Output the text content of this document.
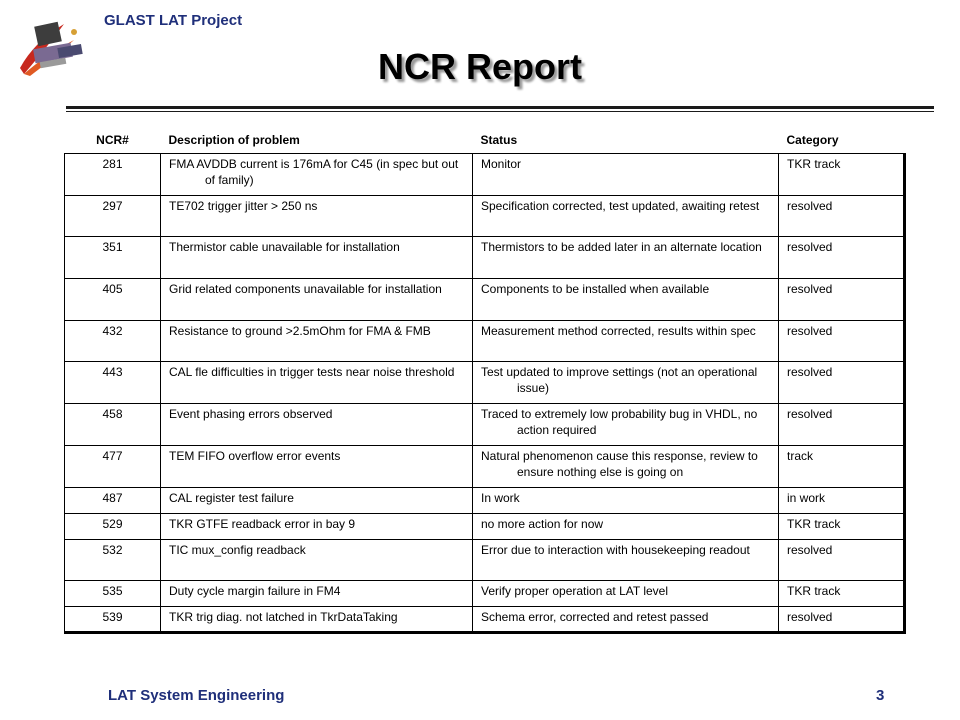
GLAST LAT Project
NCR Report
NCR#	Description of problem	Status	Category
281	FMA AVDDB current is 176mA for C45 (in spec but out of family)	Monitor	TKR track
297	TE702 trigger jitter > 250 ns	Specification corrected, test updated, awaiting retest	resolved
351	Thermistor cable unavailable for installation	Thermistors to be added later in an alternate location	resolved
405	Grid related components unavailable for installation	Components to be installed when available	resolved
432	Resistance to ground >2.5mOhm for FMA & FMB	Measurement method corrected, results within spec	resolved
443	CAL fle difficulties in trigger tests near noise threshold	Test updated to improve settings (not an operational issue)	resolved
458	Event phasing errors observed	Traced to extremely low probability bug in VHDL, no action required	resolved
477	TEM FIFO overflow error events	Natural phenomenon cause this response, review to ensure nothing else is going on	track
487	CAL register test failure	In work	in work
529	TKR GTFE readback error in bay 9	no more action for now	TKR track
532	TIC mux_config readback	Error due to interaction with housekeeping readout	resolved
535	Duty cycle margin failure in FM4	Verify proper operation at LAT level	TKR track
539	TKR trig diag. not latched in TkrDataTaking	Schema error, corrected and retest passed	resolved
LAT System Engineering	3
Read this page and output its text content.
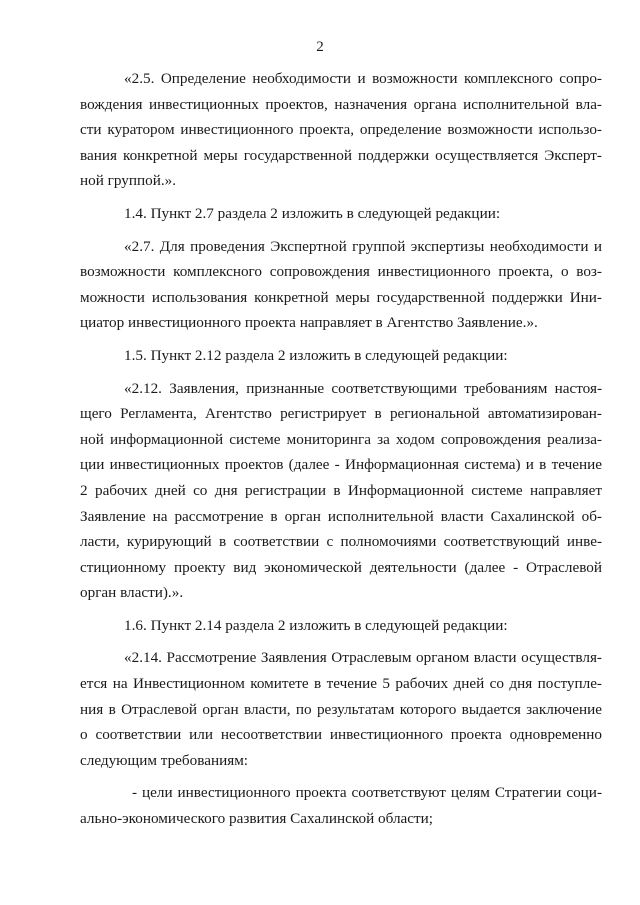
2
«2.5. Определение необходимости и возможности комплексного сопро-
вождения инвестиционных проектов, назначения органа исполнительной вла-
сти куратором инвестиционного проекта, определение возможности использо-
вания конкретной меры государственной поддержки осуществляется Эксперт-
ной группой.».
1.4. Пункт 2.7 раздела 2 изложить в следующей редакции:
«2.7. Для проведения Экспертной группой экспертизы необходимости и
возможности комплексного сопровождения инвестиционного проекта, о воз-
можности использования конкретной меры государственной поддержки Ини-
циатор инвестиционного проекта направляет в Агентство Заявление.».
1.5. Пункт 2.12 раздела 2 изложить в следующей редакции:
«2.12. Заявления, признанные соответствующими требованиям настоя-
щего Регламента, Агентство регистрирует в региональной автоматизирован-
ной информационной системе мониторинга за ходом сопровождения реализа-
ции инвестиционных проектов (далее - Информационная система) и в течение
2 рабочих дней со дня регистрации в Информационной системе направляет
Заявление на рассмотрение в орган исполнительной власти Сахалинской об-
ласти, курирующий в соответствии с полномочиями соответствующий инве-
стиционному проекту вид экономической деятельности (далее - Отраслевой
орган власти).».
1.6. Пункт 2.14 раздела 2 изложить в следующей редакции:
«2.14. Рассмотрение Заявления Отраслевым органом власти осуществля-
ется на Инвестиционном комитете в течение 5 рабочих дней со дня поступле-
ния в Отраслевой орган власти, по результатам которого выдается заключение
о соответствии или несоответствии инвестиционного проекта одновременно
следующим требованиям:
- цели инвестиционного проекта соответствуют целям Стратегии соци-
ально-экономического развития Сахалинской области;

---

**Exercise:**
Copy each line of the data that contains the word "инвестиционных".

**Exercise result:**
вождения инвестиционных проектов, назначения органа исполнительной вла-
ции инвестиционных проектов (далее - Информационная система) и в течение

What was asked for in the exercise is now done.